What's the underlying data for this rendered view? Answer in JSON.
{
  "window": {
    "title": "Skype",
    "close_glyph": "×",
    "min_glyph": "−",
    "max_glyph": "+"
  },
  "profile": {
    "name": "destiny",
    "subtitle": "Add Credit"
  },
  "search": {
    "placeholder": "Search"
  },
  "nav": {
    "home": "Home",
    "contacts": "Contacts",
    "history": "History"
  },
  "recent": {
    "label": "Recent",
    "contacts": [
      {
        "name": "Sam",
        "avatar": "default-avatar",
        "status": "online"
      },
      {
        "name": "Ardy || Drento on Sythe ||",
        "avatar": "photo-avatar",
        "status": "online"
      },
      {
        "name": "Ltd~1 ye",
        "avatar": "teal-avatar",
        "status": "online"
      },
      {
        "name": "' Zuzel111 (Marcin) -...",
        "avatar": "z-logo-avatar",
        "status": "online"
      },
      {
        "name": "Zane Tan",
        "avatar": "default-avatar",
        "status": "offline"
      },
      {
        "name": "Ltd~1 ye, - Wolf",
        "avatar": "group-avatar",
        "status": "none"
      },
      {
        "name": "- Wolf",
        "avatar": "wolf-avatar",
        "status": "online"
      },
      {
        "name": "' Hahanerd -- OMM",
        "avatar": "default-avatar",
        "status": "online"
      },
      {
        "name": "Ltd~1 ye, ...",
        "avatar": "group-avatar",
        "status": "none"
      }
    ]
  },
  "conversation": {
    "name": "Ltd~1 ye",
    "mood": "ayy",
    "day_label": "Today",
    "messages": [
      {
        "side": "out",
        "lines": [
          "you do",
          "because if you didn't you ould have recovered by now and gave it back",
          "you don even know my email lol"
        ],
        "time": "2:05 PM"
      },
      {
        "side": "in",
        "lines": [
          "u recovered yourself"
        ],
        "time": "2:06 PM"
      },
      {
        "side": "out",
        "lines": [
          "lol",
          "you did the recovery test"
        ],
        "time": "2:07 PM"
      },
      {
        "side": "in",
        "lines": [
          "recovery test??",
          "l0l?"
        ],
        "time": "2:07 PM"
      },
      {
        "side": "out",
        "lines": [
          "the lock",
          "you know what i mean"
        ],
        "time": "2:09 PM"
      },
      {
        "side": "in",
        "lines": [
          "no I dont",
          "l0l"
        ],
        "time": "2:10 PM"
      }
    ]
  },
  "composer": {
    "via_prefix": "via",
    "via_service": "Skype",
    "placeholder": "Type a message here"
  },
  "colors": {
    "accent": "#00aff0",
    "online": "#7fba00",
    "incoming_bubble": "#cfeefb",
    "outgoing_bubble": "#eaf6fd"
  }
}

_ _ _ _ _

SHORT TASK:
Every record should be given again exactly.

EXERCISE ANSWER:
What's the underlying data for this rendered view? Answer in JSON.
{
  "window": {
    "title": "Skype",
    "close_glyph": "×",
    "min_glyph": "−",
    "max_glyph": "+"
  },
  "profile": {
    "name": "destiny",
    "subtitle": "Add Credit"
  },
  "search": {
    "placeholder": "Search"
  },
  "nav": {
    "home": "Home",
    "contacts": "Contacts",
    "history": "History"
  },
  "recent": {
    "label": "Recent",
    "contacts": [
      {
        "name": "Sam",
        "avatar": "default-avatar",
        "status": "online"
      },
      {
        "name": "Ardy || Drento on Sythe ||",
        "avatar": "photo-avatar",
        "status": "online"
      },
      {
        "name": "Ltd~1 ye",
        "avatar": "teal-avatar",
        "status": "online"
      },
      {
        "name": "' Zuzel111 (Marcin) -...",
        "avatar": "z-logo-avatar",
        "status": "online"
      },
      {
        "name": "Zane Tan",
        "avatar": "default-avatar",
        "status": "offline"
      },
      {
        "name": "Ltd~1 ye, - Wolf",
        "avatar": "group-avatar",
        "status": "none"
      },
      {
        "name": "- Wolf",
        "avatar": "wolf-avatar",
        "status": "online"
      },
      {
        "name": "' Hahanerd -- OMM",
        "avatar": "default-avatar",
        "status": "online"
      },
      {
        "name": "Ltd~1 ye, ...",
        "avatar": "group-avatar",
        "status": "none"
      }
    ]
  },
  "conversation": {
    "name": "Ltd~1 ye",
    "mood": "ayy",
    "day_label": "Today",
    "messages": [
      {
        "side": "out",
        "lines": [
          "you do",
          "because if you didn't you ould have recovered by now and gave it back",
          "you don even know my email lol"
        ],
        "time": "2:05 PM"
      },
      {
        "side": "in",
        "lines": [
          "u recovered yourself"
        ],
        "time": "2:06 PM"
      },
      {
        "side": "out",
        "lines": [
          "lol",
          "you did the recovery test"
        ],
        "time": "2:07 PM"
      },
      {
        "side": "in",
        "lines": [
          "recovery test??",
          "l0l?"
        ],
        "time": "2:07 PM"
      },
      {
        "side": "out",
        "lines": [
          "the lock",
          "you know what i mean"
        ],
        "time": "2:09 PM"
      },
      {
        "side": "in",
        "lines": [
          "no I dont",
          "l0l"
        ],
        "time": "2:10 PM"
      }
    ]
  },
  "composer": {
    "via_prefix": "via",
    "via_service": "Skype",
    "placeholder": "Type a message here"
  },
  "colors": {
    "accent": "#00aff0",
    "online": "#7fba00",
    "incoming_bubble": "#cfeefb",
    "outgoing_bubble": "#eaf6fd"
  }
}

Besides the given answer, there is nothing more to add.